- [Directions for this task]
Using the listing below, please gather every line containing the word "Dalal".

(Excerpt from a dataset)
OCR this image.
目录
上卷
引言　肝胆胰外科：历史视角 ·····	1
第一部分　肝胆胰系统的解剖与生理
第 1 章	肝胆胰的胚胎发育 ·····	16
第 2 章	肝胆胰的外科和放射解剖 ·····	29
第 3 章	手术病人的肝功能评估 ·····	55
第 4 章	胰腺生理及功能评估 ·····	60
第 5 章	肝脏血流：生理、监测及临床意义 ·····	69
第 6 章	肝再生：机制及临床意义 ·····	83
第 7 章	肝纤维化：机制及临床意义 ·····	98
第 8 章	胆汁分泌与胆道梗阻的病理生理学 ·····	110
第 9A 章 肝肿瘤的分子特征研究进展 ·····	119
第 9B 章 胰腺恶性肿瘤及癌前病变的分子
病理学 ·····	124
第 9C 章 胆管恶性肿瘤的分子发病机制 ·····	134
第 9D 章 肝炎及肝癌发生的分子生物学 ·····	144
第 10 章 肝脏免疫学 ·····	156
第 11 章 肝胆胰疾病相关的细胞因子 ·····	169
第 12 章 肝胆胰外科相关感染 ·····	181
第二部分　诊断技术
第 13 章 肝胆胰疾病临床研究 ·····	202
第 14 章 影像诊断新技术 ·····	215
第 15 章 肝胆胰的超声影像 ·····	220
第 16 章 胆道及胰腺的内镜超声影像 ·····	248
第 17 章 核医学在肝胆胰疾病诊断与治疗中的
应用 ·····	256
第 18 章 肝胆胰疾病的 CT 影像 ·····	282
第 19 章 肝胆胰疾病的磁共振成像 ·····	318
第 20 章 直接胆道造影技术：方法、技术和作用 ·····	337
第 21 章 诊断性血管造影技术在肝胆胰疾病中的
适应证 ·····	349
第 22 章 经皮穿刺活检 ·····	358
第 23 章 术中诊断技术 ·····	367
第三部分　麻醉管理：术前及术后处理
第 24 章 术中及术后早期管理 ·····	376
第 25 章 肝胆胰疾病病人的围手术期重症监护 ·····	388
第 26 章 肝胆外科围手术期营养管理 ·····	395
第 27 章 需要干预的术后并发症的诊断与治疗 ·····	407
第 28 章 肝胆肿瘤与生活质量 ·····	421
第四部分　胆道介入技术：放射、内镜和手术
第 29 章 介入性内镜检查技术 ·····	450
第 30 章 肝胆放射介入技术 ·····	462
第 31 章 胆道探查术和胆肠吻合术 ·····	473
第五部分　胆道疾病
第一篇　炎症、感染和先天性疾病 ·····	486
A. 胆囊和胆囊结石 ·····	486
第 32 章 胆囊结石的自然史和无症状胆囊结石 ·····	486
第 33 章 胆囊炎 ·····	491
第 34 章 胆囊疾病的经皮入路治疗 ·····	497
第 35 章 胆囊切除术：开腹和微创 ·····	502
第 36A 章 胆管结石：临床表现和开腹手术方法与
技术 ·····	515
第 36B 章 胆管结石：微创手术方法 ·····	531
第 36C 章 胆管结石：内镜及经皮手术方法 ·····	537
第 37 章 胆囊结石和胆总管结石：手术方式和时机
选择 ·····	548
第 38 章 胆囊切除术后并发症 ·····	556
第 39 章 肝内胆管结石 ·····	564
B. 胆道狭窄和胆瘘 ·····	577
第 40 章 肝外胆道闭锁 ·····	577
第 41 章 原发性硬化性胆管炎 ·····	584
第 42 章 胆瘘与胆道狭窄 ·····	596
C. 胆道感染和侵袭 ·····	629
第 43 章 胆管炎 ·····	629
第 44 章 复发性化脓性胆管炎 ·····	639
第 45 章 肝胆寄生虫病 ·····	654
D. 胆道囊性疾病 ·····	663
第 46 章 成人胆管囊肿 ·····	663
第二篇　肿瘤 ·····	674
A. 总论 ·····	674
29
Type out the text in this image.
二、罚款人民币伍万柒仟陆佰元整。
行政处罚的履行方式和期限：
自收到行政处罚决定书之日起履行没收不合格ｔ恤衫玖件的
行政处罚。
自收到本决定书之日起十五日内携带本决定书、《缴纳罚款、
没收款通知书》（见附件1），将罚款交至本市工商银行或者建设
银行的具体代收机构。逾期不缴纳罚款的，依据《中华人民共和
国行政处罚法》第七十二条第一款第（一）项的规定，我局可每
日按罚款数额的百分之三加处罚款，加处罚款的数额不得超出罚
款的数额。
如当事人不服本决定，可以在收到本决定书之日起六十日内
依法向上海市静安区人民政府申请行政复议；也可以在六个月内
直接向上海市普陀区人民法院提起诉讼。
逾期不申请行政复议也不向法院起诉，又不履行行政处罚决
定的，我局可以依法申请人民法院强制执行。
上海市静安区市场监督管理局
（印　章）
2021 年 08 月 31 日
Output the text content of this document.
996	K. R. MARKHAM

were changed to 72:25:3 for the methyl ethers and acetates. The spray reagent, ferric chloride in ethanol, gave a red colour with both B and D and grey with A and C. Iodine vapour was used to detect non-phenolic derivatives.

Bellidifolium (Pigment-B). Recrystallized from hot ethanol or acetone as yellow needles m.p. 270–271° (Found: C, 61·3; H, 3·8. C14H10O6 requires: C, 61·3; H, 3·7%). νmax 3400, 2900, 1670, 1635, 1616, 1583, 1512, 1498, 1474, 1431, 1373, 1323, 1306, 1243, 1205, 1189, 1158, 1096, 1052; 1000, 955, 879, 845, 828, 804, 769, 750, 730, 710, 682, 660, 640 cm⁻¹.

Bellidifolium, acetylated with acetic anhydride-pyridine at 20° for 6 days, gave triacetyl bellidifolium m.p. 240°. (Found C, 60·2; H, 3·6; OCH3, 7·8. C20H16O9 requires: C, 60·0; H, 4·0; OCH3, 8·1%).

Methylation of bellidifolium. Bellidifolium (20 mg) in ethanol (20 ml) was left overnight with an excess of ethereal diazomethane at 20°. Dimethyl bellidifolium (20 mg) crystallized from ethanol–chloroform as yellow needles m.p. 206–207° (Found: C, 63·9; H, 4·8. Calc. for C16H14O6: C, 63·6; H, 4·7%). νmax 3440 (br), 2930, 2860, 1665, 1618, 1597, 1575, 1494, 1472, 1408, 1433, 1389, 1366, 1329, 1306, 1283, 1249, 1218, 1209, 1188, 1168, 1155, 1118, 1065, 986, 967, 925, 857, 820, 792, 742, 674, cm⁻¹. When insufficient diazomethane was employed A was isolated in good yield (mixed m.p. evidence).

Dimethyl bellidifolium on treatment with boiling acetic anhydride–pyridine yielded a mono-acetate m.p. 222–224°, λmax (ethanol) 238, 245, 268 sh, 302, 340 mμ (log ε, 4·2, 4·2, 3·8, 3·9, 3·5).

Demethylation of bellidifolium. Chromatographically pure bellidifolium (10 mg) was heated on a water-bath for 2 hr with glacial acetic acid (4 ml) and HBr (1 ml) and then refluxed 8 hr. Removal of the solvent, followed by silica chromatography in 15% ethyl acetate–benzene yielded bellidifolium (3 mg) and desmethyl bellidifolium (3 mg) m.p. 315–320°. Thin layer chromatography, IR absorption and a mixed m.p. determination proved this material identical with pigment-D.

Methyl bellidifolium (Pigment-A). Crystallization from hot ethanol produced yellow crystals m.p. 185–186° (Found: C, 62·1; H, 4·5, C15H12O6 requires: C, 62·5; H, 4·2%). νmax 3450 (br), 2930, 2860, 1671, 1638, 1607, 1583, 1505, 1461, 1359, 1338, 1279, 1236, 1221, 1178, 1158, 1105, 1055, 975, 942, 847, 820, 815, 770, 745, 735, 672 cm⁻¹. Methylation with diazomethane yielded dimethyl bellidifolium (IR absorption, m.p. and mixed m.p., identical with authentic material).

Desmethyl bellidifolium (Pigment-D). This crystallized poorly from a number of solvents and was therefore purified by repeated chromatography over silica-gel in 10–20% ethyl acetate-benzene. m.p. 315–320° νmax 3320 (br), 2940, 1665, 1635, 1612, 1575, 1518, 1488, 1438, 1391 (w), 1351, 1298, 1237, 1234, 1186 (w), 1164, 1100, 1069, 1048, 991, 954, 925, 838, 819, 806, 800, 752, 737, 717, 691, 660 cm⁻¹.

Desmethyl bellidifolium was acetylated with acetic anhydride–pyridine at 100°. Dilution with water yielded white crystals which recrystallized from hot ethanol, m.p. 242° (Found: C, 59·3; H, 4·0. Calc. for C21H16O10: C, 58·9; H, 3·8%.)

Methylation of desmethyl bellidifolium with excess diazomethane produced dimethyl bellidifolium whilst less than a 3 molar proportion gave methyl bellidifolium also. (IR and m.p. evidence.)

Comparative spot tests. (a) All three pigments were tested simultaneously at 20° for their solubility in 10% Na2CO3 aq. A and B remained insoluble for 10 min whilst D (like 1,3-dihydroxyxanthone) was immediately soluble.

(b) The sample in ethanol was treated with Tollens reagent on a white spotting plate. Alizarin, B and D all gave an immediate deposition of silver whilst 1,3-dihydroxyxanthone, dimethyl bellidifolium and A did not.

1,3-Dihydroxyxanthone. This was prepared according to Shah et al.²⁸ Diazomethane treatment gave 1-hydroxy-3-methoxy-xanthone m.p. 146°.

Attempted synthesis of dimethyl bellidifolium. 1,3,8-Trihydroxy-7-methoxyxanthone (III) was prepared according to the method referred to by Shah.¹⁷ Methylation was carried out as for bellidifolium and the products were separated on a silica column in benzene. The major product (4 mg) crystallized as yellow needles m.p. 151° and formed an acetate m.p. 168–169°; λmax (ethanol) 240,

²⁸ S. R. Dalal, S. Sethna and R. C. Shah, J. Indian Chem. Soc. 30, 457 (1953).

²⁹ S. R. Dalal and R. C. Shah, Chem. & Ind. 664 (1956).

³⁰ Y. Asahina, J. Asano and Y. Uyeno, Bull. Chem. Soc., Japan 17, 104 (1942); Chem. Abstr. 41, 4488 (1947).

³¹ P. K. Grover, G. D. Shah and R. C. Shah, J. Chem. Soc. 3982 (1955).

- [The solution]
²⁸ S. R. Dalal, S. Sethna and R. C. Shah, J. Indian Chem. Soc. 30, 457 (1953).
²⁹ S. R. Dalal and R. C. Shah, Chem. & Ind. 664 (1956).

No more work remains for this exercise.